Problem
Determine how many lines contain the string "like". Reply with that figure and nothing else.

Material for this task

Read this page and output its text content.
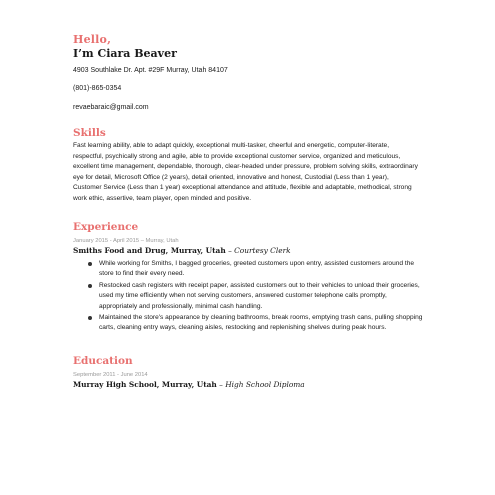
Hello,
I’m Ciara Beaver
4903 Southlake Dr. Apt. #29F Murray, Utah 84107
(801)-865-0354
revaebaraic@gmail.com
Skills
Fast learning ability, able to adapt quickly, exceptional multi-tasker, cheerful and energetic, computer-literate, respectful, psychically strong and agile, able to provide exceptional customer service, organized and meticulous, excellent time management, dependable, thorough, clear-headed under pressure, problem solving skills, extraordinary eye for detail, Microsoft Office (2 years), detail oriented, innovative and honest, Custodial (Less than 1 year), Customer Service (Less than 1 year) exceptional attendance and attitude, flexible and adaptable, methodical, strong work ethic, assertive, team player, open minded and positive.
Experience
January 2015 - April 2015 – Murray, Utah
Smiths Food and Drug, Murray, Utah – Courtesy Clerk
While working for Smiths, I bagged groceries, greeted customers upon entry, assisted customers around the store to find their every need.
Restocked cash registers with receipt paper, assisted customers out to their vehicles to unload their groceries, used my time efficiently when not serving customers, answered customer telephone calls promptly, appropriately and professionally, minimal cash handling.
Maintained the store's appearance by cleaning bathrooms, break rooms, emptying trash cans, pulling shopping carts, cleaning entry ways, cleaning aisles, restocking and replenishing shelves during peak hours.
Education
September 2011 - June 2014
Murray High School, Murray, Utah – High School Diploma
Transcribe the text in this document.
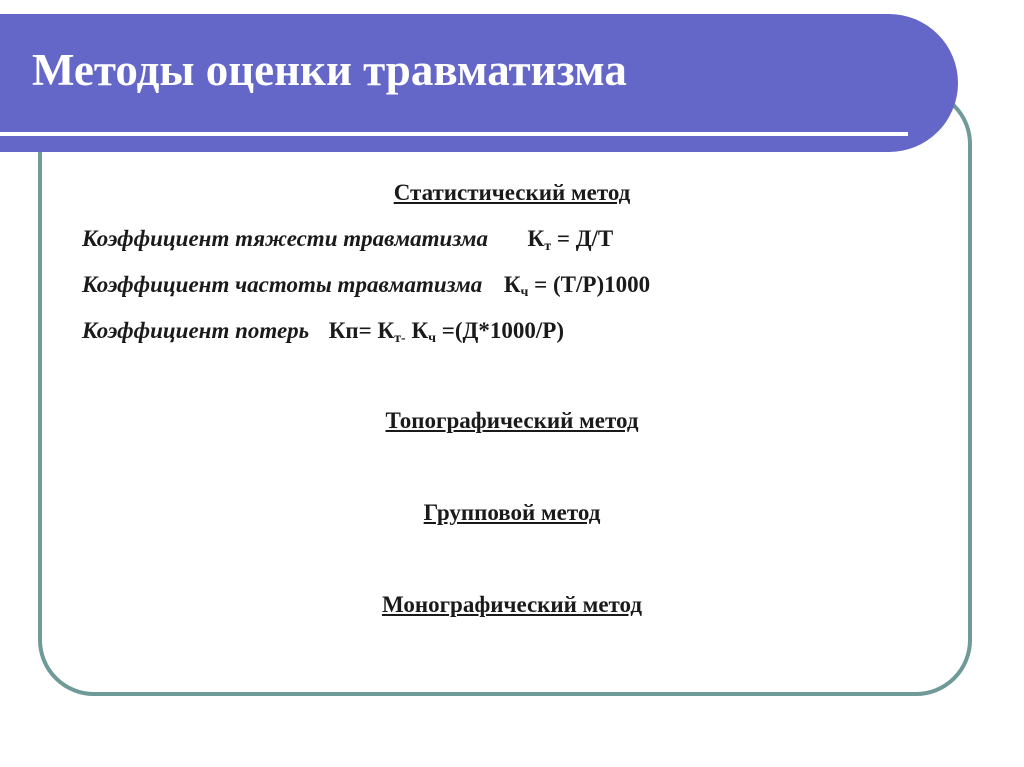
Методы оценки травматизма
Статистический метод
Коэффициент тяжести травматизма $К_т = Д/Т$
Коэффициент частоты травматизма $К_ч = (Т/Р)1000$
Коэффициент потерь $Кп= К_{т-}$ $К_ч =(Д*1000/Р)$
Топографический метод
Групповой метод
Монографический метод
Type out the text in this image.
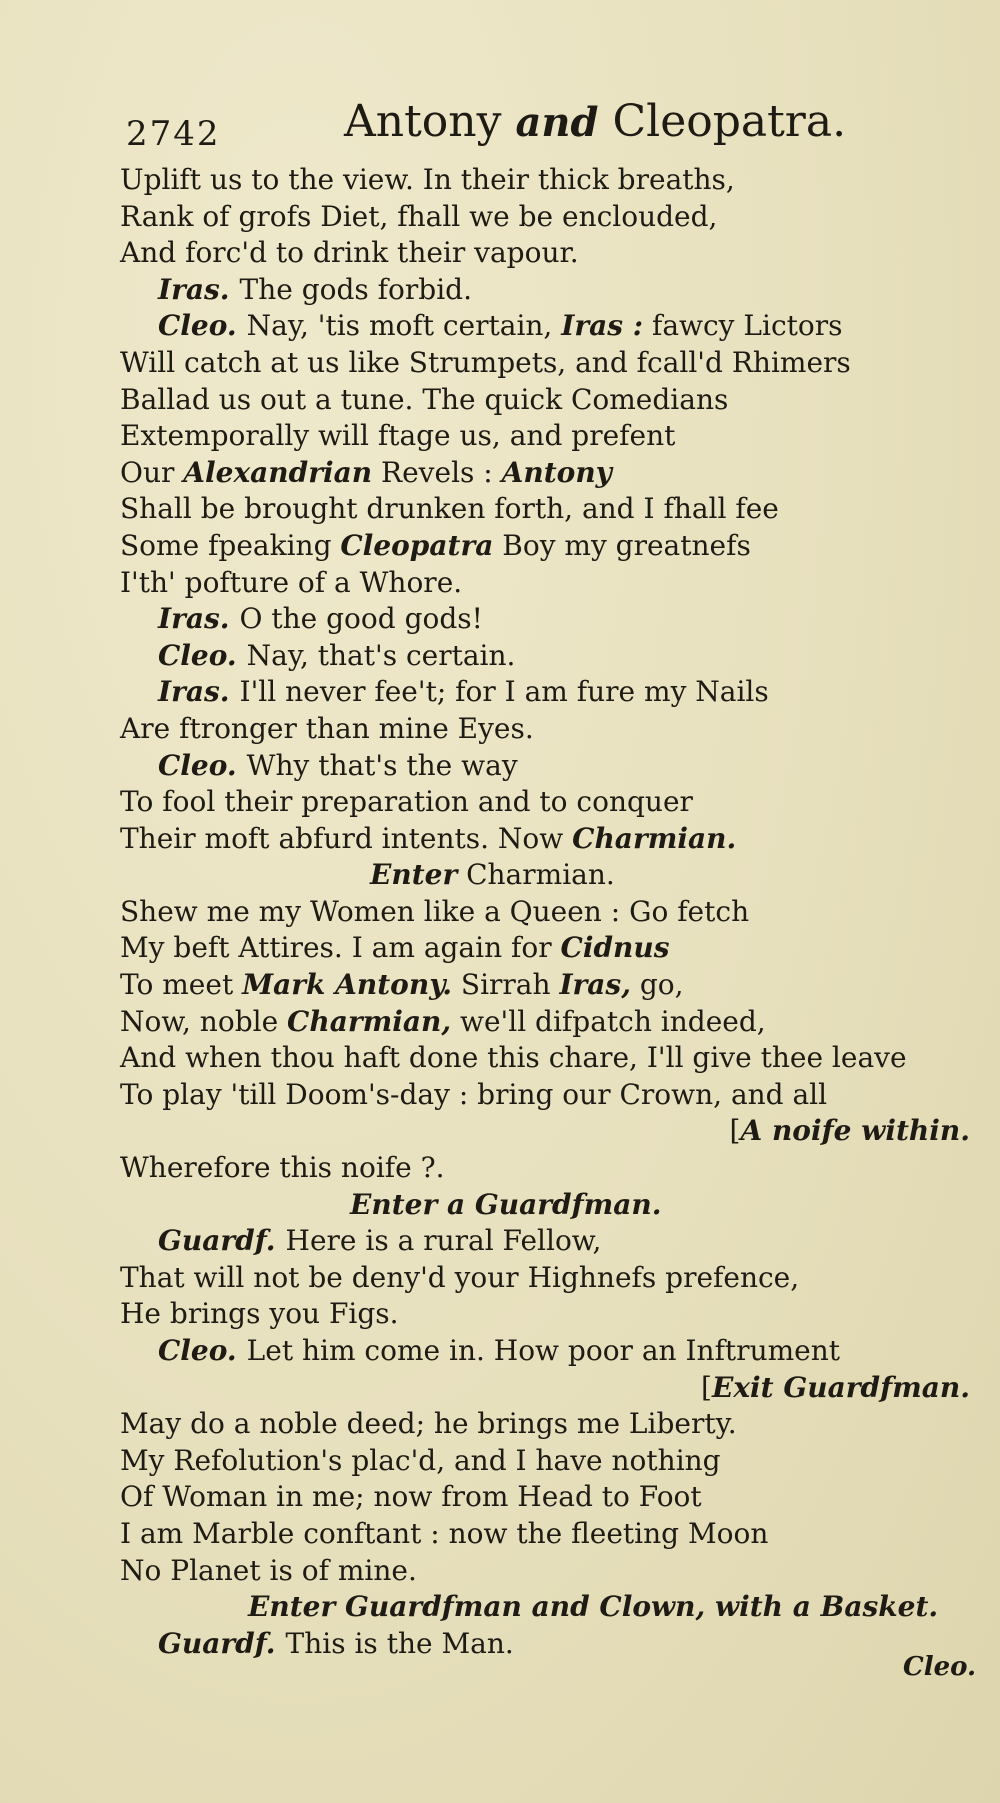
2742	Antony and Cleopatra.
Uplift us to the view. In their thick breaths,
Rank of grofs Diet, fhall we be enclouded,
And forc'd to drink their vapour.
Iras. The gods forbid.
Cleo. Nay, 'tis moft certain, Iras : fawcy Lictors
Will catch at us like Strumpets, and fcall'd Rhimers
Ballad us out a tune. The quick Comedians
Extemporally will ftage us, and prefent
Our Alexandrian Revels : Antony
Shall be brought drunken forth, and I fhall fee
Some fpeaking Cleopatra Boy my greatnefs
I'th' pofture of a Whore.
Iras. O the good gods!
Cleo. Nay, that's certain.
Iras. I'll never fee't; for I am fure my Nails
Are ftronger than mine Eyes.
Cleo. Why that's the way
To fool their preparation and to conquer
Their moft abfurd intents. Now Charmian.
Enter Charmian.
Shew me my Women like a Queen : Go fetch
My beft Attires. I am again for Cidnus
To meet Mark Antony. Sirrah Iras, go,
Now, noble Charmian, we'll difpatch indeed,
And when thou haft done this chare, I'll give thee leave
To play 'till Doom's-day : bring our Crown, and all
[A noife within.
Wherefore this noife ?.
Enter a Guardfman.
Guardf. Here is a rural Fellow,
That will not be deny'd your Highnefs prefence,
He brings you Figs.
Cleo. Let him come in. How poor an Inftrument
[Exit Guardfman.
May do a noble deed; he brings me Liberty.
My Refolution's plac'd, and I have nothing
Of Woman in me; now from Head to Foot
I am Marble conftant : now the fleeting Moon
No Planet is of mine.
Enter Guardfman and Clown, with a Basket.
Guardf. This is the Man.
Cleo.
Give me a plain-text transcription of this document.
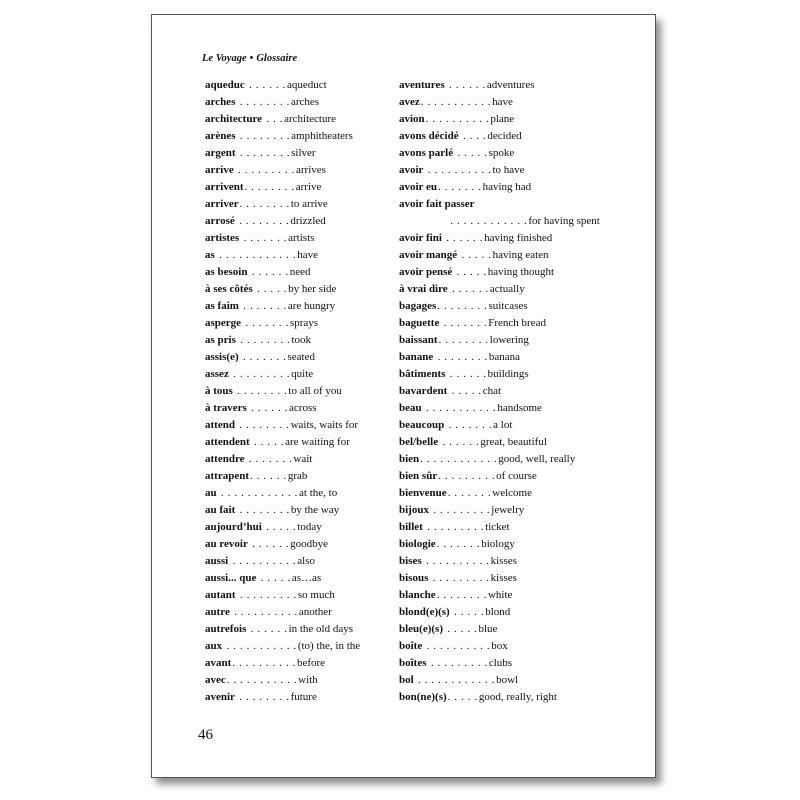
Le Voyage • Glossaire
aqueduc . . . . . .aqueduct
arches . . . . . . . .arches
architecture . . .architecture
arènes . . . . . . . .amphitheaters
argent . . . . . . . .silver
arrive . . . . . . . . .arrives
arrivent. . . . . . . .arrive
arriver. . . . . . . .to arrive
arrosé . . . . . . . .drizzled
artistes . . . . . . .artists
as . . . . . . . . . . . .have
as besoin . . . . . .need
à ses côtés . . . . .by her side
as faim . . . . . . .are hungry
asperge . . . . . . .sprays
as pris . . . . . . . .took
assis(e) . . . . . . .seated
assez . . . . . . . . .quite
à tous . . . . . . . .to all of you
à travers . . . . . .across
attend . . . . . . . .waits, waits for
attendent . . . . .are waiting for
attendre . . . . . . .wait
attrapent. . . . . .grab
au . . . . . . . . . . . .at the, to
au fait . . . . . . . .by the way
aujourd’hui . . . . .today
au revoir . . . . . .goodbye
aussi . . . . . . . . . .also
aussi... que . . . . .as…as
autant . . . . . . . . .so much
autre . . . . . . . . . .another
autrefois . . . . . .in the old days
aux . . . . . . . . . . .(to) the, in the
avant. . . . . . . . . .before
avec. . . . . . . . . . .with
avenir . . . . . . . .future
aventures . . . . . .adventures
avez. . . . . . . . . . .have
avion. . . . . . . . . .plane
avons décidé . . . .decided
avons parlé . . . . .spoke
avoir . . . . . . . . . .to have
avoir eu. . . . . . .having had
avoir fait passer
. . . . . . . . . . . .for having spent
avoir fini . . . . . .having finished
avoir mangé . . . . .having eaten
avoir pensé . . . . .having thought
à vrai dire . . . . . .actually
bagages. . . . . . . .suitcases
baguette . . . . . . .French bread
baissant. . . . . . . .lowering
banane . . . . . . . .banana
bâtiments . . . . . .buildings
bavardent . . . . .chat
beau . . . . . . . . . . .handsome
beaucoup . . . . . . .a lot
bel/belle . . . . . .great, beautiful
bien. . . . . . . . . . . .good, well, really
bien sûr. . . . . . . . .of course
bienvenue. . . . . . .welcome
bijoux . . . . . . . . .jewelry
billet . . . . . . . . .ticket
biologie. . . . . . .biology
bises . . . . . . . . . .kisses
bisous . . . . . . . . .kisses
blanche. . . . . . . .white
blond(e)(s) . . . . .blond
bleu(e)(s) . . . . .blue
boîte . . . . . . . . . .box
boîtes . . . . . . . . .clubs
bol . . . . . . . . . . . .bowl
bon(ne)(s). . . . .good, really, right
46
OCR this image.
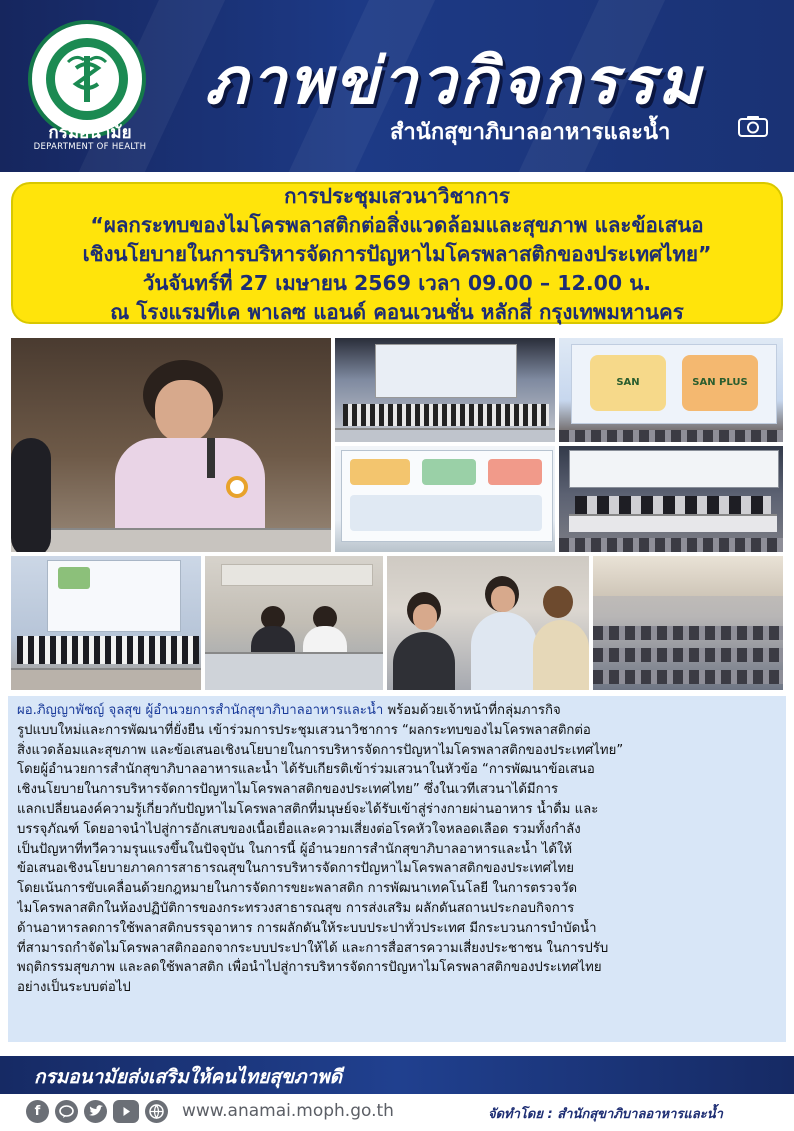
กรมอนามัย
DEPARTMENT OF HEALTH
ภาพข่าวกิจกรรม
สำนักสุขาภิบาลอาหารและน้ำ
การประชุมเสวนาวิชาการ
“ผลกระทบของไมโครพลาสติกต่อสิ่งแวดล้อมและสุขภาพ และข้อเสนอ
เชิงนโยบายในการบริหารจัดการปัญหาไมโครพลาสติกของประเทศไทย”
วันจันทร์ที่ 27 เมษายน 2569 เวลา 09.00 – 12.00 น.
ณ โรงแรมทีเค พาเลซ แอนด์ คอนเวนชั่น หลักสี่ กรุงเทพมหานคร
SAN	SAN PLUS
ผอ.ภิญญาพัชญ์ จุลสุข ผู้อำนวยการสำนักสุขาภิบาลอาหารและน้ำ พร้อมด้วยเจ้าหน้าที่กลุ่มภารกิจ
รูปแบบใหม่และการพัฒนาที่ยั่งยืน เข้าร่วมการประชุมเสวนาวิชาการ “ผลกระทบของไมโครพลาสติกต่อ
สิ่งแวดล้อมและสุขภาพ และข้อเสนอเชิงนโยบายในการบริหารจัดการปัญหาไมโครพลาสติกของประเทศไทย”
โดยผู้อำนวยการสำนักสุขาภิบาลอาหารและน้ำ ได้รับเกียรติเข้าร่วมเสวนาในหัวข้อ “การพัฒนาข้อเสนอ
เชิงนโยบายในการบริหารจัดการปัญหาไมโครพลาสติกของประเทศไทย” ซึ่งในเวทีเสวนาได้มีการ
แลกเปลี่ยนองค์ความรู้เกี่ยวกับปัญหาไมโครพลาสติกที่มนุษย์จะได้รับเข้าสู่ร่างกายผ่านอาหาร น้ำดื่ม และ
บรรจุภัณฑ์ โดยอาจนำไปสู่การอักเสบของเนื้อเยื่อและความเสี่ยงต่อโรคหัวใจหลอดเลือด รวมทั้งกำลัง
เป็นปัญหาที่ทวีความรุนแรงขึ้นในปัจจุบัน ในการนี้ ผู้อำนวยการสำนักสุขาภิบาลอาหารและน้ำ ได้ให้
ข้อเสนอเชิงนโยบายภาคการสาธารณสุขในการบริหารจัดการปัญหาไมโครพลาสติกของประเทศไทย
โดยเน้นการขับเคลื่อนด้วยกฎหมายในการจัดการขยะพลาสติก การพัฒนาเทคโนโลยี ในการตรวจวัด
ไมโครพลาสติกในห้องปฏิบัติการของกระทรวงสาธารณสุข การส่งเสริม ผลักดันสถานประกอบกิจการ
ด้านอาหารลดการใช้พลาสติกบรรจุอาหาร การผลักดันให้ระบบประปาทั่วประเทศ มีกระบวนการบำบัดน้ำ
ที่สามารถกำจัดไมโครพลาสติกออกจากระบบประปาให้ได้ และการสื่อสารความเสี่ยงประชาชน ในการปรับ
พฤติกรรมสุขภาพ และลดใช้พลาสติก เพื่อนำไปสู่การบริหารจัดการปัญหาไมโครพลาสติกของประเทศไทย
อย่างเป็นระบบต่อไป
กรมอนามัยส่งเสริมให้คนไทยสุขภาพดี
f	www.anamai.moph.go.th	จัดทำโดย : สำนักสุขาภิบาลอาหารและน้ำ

The completed task
2